§ **REQUIREMENT**
Check each line of the listing for the word "message" and report how many lines contain it, giving nothing but the number.

§ **DATA FOR THE TASK**
* Start *
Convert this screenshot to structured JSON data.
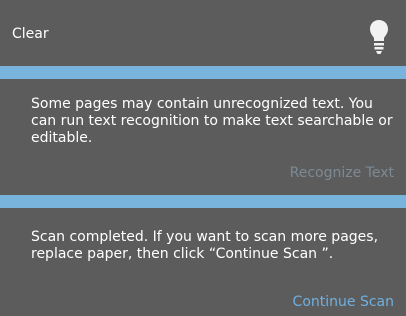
{
  "header": {
    "title": "Clear",
    "icon": "lightbulb-icon"
  },
  "colors": {
    "panel_background": "#5c5c5c",
    "divider": "#78b4dc",
    "text": "#ffffff",
    "link_disabled": "#7d8a94",
    "link_active": "#6fb0e0",
    "icon": "#f2f2f2"
  },
  "sections": [
    {
      "message": "Some pages may contain unrecognized text. You can run text recognition to make text searchable or editable.",
      "action_label": "Recognize Text",
      "action_enabled": false
    },
    {
      "message": "Scan completed. If you want to scan more pages, replace paper, then click “Continue Scan ”.",
      "action_label": "Continue Scan",
      "action_enabled": true
    }
  ]
}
* End *
§ **ANSWER IN FULL**
2